_Exercise:_ Scan the records below. List lines holding "published".

(Stored items from a collection)
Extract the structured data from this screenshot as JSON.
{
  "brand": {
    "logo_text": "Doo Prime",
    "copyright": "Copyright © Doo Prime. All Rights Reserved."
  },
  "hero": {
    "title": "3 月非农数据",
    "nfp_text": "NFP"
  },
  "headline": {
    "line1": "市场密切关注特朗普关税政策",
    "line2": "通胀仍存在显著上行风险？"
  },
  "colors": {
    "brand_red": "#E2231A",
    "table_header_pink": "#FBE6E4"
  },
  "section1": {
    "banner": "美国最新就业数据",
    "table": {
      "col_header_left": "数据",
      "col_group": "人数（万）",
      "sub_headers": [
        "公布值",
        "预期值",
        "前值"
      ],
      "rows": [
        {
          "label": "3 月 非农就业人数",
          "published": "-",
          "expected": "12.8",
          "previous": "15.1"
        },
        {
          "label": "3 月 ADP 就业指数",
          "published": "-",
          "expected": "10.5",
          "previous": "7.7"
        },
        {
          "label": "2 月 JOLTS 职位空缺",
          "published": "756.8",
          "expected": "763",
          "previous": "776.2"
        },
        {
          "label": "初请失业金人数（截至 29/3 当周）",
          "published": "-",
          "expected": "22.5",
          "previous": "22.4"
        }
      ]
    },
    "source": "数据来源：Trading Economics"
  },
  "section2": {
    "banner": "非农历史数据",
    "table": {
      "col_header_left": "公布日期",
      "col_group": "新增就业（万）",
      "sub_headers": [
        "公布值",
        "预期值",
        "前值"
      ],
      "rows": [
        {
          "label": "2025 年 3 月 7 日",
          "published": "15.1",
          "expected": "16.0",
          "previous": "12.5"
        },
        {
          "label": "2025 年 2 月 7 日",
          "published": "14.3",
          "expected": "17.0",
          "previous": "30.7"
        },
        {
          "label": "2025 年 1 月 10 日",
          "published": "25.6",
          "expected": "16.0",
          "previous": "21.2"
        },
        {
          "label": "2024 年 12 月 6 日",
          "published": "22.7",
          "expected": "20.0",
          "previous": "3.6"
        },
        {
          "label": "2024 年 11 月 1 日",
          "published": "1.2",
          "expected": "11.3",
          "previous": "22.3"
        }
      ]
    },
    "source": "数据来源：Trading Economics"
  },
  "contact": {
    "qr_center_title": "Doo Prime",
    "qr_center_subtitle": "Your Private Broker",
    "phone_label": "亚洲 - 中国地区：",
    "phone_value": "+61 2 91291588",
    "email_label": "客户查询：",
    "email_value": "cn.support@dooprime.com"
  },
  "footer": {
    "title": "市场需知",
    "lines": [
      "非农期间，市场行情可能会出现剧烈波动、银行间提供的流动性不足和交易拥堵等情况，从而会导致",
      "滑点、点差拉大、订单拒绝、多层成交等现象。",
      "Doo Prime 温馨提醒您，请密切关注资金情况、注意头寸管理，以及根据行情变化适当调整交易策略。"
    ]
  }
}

_Written answer:_
          "published": "-",
          "published": "-",
          "published": "756.8",
          "published": "-",
          "published": "15.1",
          "published": "14.3",
          "published": "25.6",
          "published": "22.7",
          "published": "1.2",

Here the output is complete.